::: Record extracts :::

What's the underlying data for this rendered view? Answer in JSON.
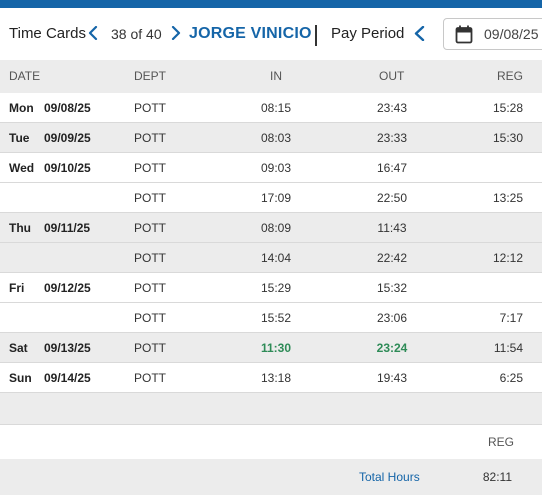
{
  "header": {
    "title": "Time Cards",
    "counter": "38 of 40",
    "employee_name": "JORGE VINICIO",
    "pay_period_label": "Pay Period",
    "pay_period_date": "09/08/25"
  },
  "columns": {
    "date": "DATE",
    "dept": "DEPT",
    "in": "IN",
    "out": "OUT",
    "reg": "REG"
  },
  "rows": [
    {
      "day": "Mon",
      "date": "09/08/25",
      "dept": "POTT",
      "in": "08:15",
      "out": "23:43",
      "reg": "15:28"
    },
    {
      "day": "Tue",
      "date": "09/09/25",
      "dept": "POTT",
      "in": "08:03",
      "out": "23:33",
      "reg": "15:30"
    },
    {
      "day": "Wed",
      "date": "09/10/25",
      "dept": "POTT",
      "in": "09:03",
      "out": "16:47",
      "reg": ""
    },
    {
      "day": "",
      "date": "",
      "dept": "POTT",
      "in": "17:09",
      "out": "22:50",
      "reg": "13:25"
    },
    {
      "day": "Thu",
      "date": "09/11/25",
      "dept": "POTT",
      "in": "08:09",
      "out": "11:43",
      "reg": ""
    },
    {
      "day": "",
      "date": "",
      "dept": "POTT",
      "in": "14:04",
      "out": "22:42",
      "reg": "12:12"
    },
    {
      "day": "Fri",
      "date": "09/12/25",
      "dept": "POTT",
      "in": "15:29",
      "out": "15:32",
      "reg": ""
    },
    {
      "day": "",
      "date": "",
      "dept": "POTT",
      "in": "15:52",
      "out": "23:06",
      "reg": "7:17"
    },
    {
      "day": "Sat",
      "date": "09/13/25",
      "dept": "POTT",
      "in": "11:30",
      "out": "23:24",
      "reg": "11:54"
    },
    {
      "day": "Sun",
      "date": "09/14/25",
      "dept": "POTT",
      "in": "13:18",
      "out": "19:43",
      "reg": "6:25"
    }
  ],
  "summary": {
    "reg_header": "REG",
    "total_label": "Total Hours",
    "total_value": "82:11"
  },
  "colors": {
    "accent": "#1565a8",
    "edited_time": "#2e8b57",
    "shade": "#ececec"
  },
  "icons": {
    "nav_prev": "chevron-left-icon",
    "nav_next": "chevron-right-icon",
    "calendar": "calendar-icon"
  }
}
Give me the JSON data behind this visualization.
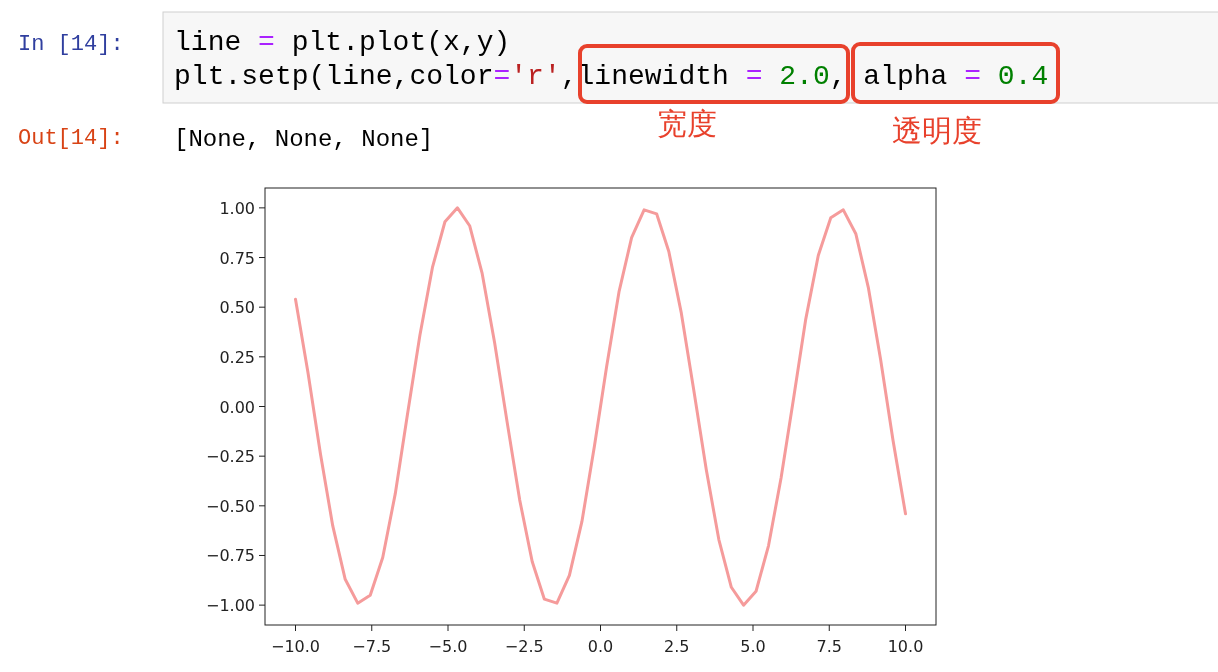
{
  "chart_data": {
    "type": "line",
    "x": [
      -10,
      -9.59,
      -9.18,
      -8.78,
      -8.37,
      -7.96,
      -7.55,
      -7.14,
      -6.73,
      -6.33,
      -5.92,
      -5.51,
      -5.1,
      -4.69,
      -4.29,
      -3.88,
      -3.47,
      -3.06,
      -2.65,
      -2.24,
      -1.84,
      -1.43,
      -1.02,
      -0.61,
      -0.2,
      0.2,
      0.61,
      1.02,
      1.43,
      1.84,
      2.24,
      2.65,
      3.06,
      3.47,
      3.88,
      4.29,
      4.69,
      5.1,
      5.51,
      5.92,
      6.33,
      6.73,
      7.14,
      7.55,
      7.96,
      8.37,
      8.78,
      9.18,
      9.59,
      10
    ],
    "series": [
      {
        "color": "#f59b9b",
        "values": [
          0.54,
          0.17,
          -0.24,
          -0.6,
          -0.87,
          -0.99,
          -0.95,
          -0.76,
          -0.44,
          -0.04,
          0.36,
          0.7,
          0.93,
          1.0,
          0.91,
          0.67,
          0.32,
          -0.08,
          -0.47,
          -0.78,
          -0.97,
          -0.99,
          -0.85,
          -0.58,
          -0.2,
          0.2,
          0.58,
          0.85,
          0.99,
          0.97,
          0.78,
          0.47,
          0.08,
          -0.32,
          -0.67,
          -0.91,
          -1.0,
          -0.93,
          -0.7,
          -0.36,
          0.04,
          0.44,
          0.76,
          0.95,
          0.99,
          0.87,
          0.6,
          0.24,
          -0.17,
          -0.54
        ]
      }
    ],
    "xlim": [
      -11,
      11
    ],
    "ylim": [
      -1.1,
      1.1
    ],
    "xticks": [
      {
        "value": -10,
        "label": "−10.0"
      },
      {
        "value": -7.5,
        "label": "−7.5"
      },
      {
        "value": -5,
        "label": "−5.0"
      },
      {
        "value": -2.5,
        "label": "−2.5"
      },
      {
        "value": 0,
        "label": "0.0"
      },
      {
        "value": 2.5,
        "label": "2.5"
      },
      {
        "value": 5,
        "label": "5.0"
      },
      {
        "value": 7.5,
        "label": "7.5"
      },
      {
        "value": 10,
        "label": "10.0"
      }
    ],
    "yticks": [
      {
        "value": -1,
        "label": "−1.00"
      },
      {
        "value": -0.75,
        "label": "−0.75"
      },
      {
        "value": -0.5,
        "label": "−0.50"
      },
      {
        "value": -0.25,
        "label": "−0.25"
      },
      {
        "value": 0,
        "label": "0.00"
      },
      {
        "value": 0.25,
        "label": "0.25"
      },
      {
        "value": 0.5,
        "label": "0.50"
      },
      {
        "value": 0.75,
        "label": "0.75"
      },
      {
        "value": 1,
        "label": "1.00"
      }
    ],
    "grid": false,
    "line_style": "solid",
    "annotations": [
      "In [14]:",
      "line = plt.plot(x,y)",
      "plt.setp(line,color='r',linewidth = 2.0, alpha = 0.4",
      "Out[14]:",
      "[None, None, None]",
      "宽度",
      "透明度"
    ]
  }
}
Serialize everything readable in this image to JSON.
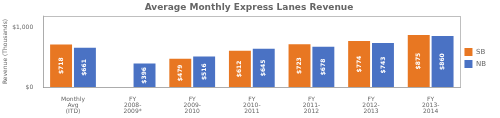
{
  "chart_data": {
    "type": "bar",
    "title": "Average Monthly Express Lanes Revenue",
    "ylabel": "Revenue (Thousands)",
    "categories": [
      "Monthly\nAvg\n(ITD)",
      "FY\n2008-\n2009*",
      "FY\n2009-\n2010",
      "FY\n2010-\n2011",
      "FY\n2011-\n2012",
      "FY\n2012-\n2013",
      "FY\n2013-\n2014"
    ],
    "series": [
      {
        "name": "SB",
        "color": "#E87722",
        "values": [
          718,
          null,
          479,
          612,
          723,
          774,
          875
        ],
        "value_labels": [
          "$718",
          null,
          "$479",
          "$612",
          "$723",
          "$774",
          "$875"
        ]
      },
      {
        "name": "NB",
        "color": "#4A72C4",
        "values": [
          661,
          396,
          516,
          645,
          678,
          743,
          860
        ],
        "value_labels": [
          "$661",
          "$396",
          "$516",
          "$645",
          "$678",
          "$743",
          "$860"
        ]
      }
    ],
    "ylim": [
      0,
      1200
    ],
    "yticks": [
      {
        "value": 0,
        "label": "$0"
      },
      {
        "value": 1000,
        "label": "$1,000"
      }
    ],
    "data_labels": true,
    "grid": false,
    "legend": "right"
  }
}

:::

What is expected —
From the listing above, return each line with the word "title".

Answer —
    "title": "Time Cards",
    "title": "Average Monthly Express Lanes Revenue",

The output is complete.